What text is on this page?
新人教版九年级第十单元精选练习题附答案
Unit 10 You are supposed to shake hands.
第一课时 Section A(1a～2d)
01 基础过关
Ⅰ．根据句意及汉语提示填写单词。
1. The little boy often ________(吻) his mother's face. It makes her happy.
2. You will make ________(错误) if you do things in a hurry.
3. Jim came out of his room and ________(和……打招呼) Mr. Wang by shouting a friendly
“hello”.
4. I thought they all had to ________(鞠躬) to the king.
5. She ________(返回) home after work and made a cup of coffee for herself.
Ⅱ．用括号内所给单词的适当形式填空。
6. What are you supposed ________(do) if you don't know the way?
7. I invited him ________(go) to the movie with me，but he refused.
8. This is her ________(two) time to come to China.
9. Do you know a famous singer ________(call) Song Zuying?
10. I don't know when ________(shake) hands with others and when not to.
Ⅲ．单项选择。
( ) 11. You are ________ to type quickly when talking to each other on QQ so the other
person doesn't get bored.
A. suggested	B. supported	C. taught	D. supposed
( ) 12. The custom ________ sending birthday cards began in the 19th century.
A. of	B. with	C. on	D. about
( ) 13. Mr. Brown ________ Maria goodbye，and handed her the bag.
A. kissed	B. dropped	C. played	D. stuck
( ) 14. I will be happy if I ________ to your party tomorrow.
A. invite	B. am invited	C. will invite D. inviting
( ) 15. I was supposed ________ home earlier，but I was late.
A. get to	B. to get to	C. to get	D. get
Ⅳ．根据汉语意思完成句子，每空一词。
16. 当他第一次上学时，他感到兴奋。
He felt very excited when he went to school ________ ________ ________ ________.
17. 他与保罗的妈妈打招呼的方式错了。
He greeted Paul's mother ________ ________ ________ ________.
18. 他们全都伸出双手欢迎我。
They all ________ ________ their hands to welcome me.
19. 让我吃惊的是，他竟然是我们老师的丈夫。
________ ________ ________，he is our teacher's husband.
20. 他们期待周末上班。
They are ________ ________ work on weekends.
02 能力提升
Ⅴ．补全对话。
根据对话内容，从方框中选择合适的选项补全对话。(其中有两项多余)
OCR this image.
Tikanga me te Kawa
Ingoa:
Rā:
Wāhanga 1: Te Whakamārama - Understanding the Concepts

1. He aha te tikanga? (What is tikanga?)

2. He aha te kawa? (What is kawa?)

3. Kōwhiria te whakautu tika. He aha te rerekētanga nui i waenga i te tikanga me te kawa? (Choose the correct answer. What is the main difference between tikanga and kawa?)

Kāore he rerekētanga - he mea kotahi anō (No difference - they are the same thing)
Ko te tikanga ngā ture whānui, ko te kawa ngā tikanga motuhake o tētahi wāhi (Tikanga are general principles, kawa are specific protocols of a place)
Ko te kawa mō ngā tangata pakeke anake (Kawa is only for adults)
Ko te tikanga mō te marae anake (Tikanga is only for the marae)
════════════════
Copy every line of the listing where the word "shake" appears.

_SOLUTION TO THE PROBLEM_
Unit 10 You are supposed to shake hands.
10. I don't know when ________(shake) hands with others and when not to.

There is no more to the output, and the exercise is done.